■ What you will do:
Please copy all the lines that follow, word for word.
-- begin --
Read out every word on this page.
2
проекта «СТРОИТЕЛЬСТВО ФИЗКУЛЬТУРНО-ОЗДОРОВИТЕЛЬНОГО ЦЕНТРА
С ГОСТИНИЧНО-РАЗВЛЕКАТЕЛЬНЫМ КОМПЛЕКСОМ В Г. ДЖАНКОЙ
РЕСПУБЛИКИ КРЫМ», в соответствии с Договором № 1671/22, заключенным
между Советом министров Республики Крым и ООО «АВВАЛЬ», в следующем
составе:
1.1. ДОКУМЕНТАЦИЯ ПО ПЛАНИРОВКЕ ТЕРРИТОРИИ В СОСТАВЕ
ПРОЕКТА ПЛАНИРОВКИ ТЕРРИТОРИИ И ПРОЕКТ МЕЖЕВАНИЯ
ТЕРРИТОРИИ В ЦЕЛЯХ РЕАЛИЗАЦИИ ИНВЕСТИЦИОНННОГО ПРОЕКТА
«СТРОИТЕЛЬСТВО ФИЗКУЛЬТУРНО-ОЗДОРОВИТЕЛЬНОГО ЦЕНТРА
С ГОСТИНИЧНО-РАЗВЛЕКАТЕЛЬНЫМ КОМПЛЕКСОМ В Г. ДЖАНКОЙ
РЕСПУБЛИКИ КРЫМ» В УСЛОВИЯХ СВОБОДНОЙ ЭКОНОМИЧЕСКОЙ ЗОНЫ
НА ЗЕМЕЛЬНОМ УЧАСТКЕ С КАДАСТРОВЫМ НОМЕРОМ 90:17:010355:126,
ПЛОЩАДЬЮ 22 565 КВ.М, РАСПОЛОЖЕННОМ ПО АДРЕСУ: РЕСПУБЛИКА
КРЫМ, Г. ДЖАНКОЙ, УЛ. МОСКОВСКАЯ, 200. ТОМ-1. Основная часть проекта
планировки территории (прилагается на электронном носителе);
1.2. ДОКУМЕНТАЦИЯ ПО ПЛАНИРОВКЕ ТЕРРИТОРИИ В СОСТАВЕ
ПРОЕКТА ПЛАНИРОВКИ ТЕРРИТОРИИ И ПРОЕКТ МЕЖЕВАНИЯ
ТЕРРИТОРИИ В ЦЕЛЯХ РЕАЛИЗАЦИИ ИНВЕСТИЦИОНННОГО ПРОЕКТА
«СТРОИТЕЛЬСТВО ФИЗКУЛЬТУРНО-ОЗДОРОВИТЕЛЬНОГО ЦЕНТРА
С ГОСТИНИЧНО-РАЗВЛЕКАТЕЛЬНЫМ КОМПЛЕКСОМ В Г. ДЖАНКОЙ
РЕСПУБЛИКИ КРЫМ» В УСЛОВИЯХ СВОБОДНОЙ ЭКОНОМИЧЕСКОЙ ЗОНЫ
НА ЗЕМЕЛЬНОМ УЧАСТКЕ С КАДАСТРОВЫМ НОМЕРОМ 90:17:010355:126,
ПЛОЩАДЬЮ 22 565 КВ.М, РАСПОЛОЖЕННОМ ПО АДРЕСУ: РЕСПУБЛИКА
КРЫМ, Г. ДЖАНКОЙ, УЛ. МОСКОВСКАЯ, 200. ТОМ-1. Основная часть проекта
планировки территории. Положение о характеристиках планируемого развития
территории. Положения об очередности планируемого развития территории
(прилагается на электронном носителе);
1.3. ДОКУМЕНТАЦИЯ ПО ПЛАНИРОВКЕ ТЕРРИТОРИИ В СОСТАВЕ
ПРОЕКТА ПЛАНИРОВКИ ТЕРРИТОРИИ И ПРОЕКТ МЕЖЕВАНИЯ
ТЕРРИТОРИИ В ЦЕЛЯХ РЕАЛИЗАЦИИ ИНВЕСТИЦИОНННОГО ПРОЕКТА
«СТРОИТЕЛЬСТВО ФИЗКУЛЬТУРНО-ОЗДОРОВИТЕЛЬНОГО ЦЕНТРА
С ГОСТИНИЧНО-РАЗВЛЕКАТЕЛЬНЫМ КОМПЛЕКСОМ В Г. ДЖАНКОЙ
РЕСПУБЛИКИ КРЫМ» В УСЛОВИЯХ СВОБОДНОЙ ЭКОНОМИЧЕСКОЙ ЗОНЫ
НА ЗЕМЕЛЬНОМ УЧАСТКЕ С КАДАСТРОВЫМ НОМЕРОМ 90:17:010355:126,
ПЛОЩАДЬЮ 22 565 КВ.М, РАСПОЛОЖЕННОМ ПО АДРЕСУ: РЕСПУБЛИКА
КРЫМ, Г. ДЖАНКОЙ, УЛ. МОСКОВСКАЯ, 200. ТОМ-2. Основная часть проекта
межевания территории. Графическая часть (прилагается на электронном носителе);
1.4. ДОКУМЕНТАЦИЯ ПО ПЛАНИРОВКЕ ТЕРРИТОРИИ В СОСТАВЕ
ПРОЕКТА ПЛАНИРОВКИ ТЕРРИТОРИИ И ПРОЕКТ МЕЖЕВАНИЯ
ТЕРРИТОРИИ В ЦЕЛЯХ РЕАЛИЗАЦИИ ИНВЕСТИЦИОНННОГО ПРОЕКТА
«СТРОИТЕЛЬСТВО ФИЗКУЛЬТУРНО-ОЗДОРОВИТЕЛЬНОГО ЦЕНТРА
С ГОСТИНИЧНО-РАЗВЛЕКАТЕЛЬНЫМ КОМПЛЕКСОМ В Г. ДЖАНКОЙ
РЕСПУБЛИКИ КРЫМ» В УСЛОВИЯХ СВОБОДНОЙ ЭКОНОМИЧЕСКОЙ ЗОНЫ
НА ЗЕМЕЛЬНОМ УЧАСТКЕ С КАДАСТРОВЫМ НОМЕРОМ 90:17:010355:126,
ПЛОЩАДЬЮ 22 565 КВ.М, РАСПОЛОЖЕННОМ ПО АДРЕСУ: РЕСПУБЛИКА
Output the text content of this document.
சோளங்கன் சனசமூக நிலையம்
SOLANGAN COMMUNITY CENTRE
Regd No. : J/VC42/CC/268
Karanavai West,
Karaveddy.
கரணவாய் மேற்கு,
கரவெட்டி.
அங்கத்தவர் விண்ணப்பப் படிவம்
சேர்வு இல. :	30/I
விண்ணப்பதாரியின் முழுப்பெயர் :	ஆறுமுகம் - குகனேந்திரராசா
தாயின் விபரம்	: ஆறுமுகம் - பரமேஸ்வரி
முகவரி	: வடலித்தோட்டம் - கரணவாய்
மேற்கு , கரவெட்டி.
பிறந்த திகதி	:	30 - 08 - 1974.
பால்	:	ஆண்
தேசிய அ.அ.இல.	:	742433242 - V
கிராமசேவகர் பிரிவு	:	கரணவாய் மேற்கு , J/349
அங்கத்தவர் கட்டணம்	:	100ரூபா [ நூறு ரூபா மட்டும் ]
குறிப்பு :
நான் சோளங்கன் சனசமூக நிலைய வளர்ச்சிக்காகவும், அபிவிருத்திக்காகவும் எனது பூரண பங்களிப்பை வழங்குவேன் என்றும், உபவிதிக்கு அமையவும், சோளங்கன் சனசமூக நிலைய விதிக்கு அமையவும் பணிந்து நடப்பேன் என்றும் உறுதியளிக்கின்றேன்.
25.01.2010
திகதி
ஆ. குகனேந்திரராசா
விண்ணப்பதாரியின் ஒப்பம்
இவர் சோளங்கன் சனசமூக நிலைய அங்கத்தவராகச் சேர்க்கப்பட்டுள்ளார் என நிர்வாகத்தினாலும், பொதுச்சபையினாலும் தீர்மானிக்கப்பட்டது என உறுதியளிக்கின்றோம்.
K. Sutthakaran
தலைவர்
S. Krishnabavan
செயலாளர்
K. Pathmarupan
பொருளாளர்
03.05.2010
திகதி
-- end --
■ Answer to this problem:
Read out every word on this page.
2
проекта «СТРОИТЕЛЬСТВО ФИЗКУЛЬТУРНО-ОЗДОРОВИТЕЛЬНОГО ЦЕНТРА
С ГОСТИНИЧНО-РАЗВЛЕКАТЕЛЬНЫМ КОМПЛЕКСОМ В Г. ДЖАНКОЙ
РЕСПУБЛИКИ КРЫМ», в соответствии с Договором № 1671/22, заключенным
между Советом министров Республики Крым и ООО «АВВАЛЬ», в следующем
составе:
1.1. ДОКУМЕНТАЦИЯ ПО ПЛАНИРОВКЕ ТЕРРИТОРИИ В СОСТАВЕ
ПРОЕКТА ПЛАНИРОВКИ ТЕРРИТОРИИ И ПРОЕКТ МЕЖЕВАНИЯ
ТЕРРИТОРИИ В ЦЕЛЯХ РЕАЛИЗАЦИИ ИНВЕСТИЦИОНННОГО ПРОЕКТА
«СТРОИТЕЛЬСТВО ФИЗКУЛЬТУРНО-ОЗДОРОВИТЕЛЬНОГО ЦЕНТРА
С ГОСТИНИЧНО-РАЗВЛЕКАТЕЛЬНЫМ КОМПЛЕКСОМ В Г. ДЖАНКОЙ
РЕСПУБЛИКИ КРЫМ» В УСЛОВИЯХ СВОБОДНОЙ ЭКОНОМИЧЕСКОЙ ЗОНЫ
НА ЗЕМЕЛЬНОМ УЧАСТКЕ С КАДАСТРОВЫМ НОМЕРОМ 90:17:010355:126,
ПЛОЩАДЬЮ 22 565 КВ.М, РАСПОЛОЖЕННОМ ПО АДРЕСУ: РЕСПУБЛИКА
КРЫМ, Г. ДЖАНКОЙ, УЛ. МОСКОВСКАЯ, 200. ТОМ-1. Основная часть проекта
планировки территории (прилагается на электронном носителе);
1.2. ДОКУМЕНТАЦИЯ ПО ПЛАНИРОВКЕ ТЕРРИТОРИИ В СОСТАВЕ
ПРОЕКТА ПЛАНИРОВКИ ТЕРРИТОРИИ И ПРОЕКТ МЕЖЕВАНИЯ
ТЕРРИТОРИИ В ЦЕЛЯХ РЕАЛИЗАЦИИ ИНВЕСТИЦИОНННОГО ПРОЕКТА
«СТРОИТЕЛЬСТВО ФИЗКУЛЬТУРНО-ОЗДОРОВИТЕЛЬНОГО ЦЕНТРА
С ГОСТИНИЧНО-РАЗВЛЕКАТЕЛЬНЫМ КОМПЛЕКСОМ В Г. ДЖАНКОЙ
РЕСПУБЛИКИ КРЫМ» В УСЛОВИЯХ СВОБОДНОЙ ЭКОНОМИЧЕСКОЙ ЗОНЫ
НА ЗЕМЕЛЬНОМ УЧАСТКЕ С КАДАСТРОВЫМ НОМЕРОМ 90:17:010355:126,
ПЛОЩАДЬЮ 22 565 КВ.М, РАСПОЛОЖЕННОМ ПО АДРЕСУ: РЕСПУБЛИКА
КРЫМ, Г. ДЖАНКОЙ, УЛ. МОСКОВСКАЯ, 200. ТОМ-1. Основная часть проекта
планировки территории. Положение о характеристиках планируемого развития
территории. Положения об очередности планируемого развития территории
(прилагается на электронном носителе);
1.3. ДОКУМЕНТАЦИЯ ПО ПЛАНИРОВКЕ ТЕРРИТОРИИ В СОСТАВЕ
ПРОЕКТА ПЛАНИРОВКИ ТЕРРИТОРИИ И ПРОЕКТ МЕЖЕВАНИЯ
ТЕРРИТОРИИ В ЦЕЛЯХ РЕАЛИЗАЦИИ ИНВЕСТИЦИОНННОГО ПРОЕКТА
«СТРОИТЕЛЬСТВО ФИЗКУЛЬТУРНО-ОЗДОРОВИТЕЛЬНОГО ЦЕНТРА
С ГОСТИНИЧНО-РАЗВЛЕКАТЕЛЬНЫМ КОМПЛЕКСОМ В Г. ДЖАНКОЙ
РЕСПУБЛИКИ КРЫМ» В УСЛОВИЯХ СВОБОДНОЙ ЭКОНОМИЧЕСКОЙ ЗОНЫ
НА ЗЕМЕЛЬНОМ УЧАСТКЕ С КАДАСТРОВЫМ НОМЕРОМ 90:17:010355:126,
ПЛОЩАДЬЮ 22 565 КВ.М, РАСПОЛОЖЕННОМ ПО АДРЕСУ: РЕСПУБЛИКА
КРЫМ, Г. ДЖАНКОЙ, УЛ. МОСКОВСКАЯ, 200. ТОМ-2. Основная часть проекта
межевания территории. Графическая часть (прилагается на электронном носителе);
1.4. ДОКУМЕНТАЦИЯ ПО ПЛАНИРОВКЕ ТЕРРИТОРИИ В СОСТАВЕ
ПРОЕКТА ПЛАНИРОВКИ ТЕРРИТОРИИ И ПРОЕКТ МЕЖЕВАНИЯ
ТЕРРИТОРИИ В ЦЕЛЯХ РЕАЛИЗАЦИИ ИНВЕСТИЦИОНННОГО ПРОЕКТА
«СТРОИТЕЛЬСТВО ФИЗКУЛЬТУРНО-ОЗДОРОВИТЕЛЬНОГО ЦЕНТРА
С ГОСТИНИЧНО-РАЗВЛЕКАТЕЛЬНЫМ КОМПЛЕКСОМ В Г. ДЖАНКОЙ
РЕСПУБЛИКИ КРЫМ» В УСЛОВИЯХ СВОБОДНОЙ ЭКОНОМИЧЕСКОЙ ЗОНЫ
НА ЗЕМЕЛЬНОМ УЧАСТКЕ С КАДАСТРОВЫМ НОМЕРОМ 90:17:010355:126,
ПЛОЩАДЬЮ 22 565 КВ.М, РАСПОЛОЖЕННОМ ПО АДРЕСУ: РЕСПУБЛИКА
Output the text content of this document.
சோளங்கன் சனசமூக நிலையம்
SOLANGAN COMMUNITY CENTRE
Regd No. : J/VC42/CC/268
Karanavai West,
Karaveddy.
கரணவாய் மேற்கு,
கரவெட்டி.
அங்கத்தவர் விண்ணப்பப் படிவம்
சேர்வு இல. :	30/I
விண்ணப்பதாரியின் முழுப்பெயர் :	ஆறுமுகம் - குகனேந்திரராசா
தாயின் விபரம்	: ஆறுமுகம் - பரமேஸ்வரி
முகவரி	: வடலித்தோட்டம் - கரணவாய்
மேற்கு , கரவெட்டி.
பிறந்த திகதி	:	30 - 08 - 1974.
பால்	:	ஆண்
தேசிய அ.அ.இல.	:	742433242 - V
கிராமசேவகர் பிரிவு	:	கரணவாய் மேற்கு , J/349
அங்கத்தவர் கட்டணம்	:	100ரூபா [ நூறு ரூபா மட்டும் ]
குறிப்பு :
நான் சோளங்கன் சனசமூக நிலைய வளர்ச்சிக்காகவும், அபிவிருத்திக்காகவும் எனது பூரண பங்களிப்பை வழங்குவேன் என்றும், உபவிதிக்கு அமையவும், சோளங்கன் சனசமூக நிலைய விதிக்கு அமையவும் பணிந்து நடப்பேன் என்றும் உறுதியளிக்கின்றேன்.
25.01.2010
திகதி
ஆ. குகனேந்திரராசா
விண்ணப்பதாரியின் ஒப்பம்
இவர் சோளங்கன் சனசமூக நிலைய அங்கத்தவராகச் சேர்க்கப்பட்டுள்ளார் என நிர்வாகத்தினாலும், பொதுச்சபையினாலும் தீர்மானிக்கப்பட்டது என உறுதியளிக்கின்றோம்.
K. Sutthakaran
தலைவர்
S. Krishnabavan
செயலாளர்
K. Pathmarupan
பொருளாளர்
03.05.2010
திகதி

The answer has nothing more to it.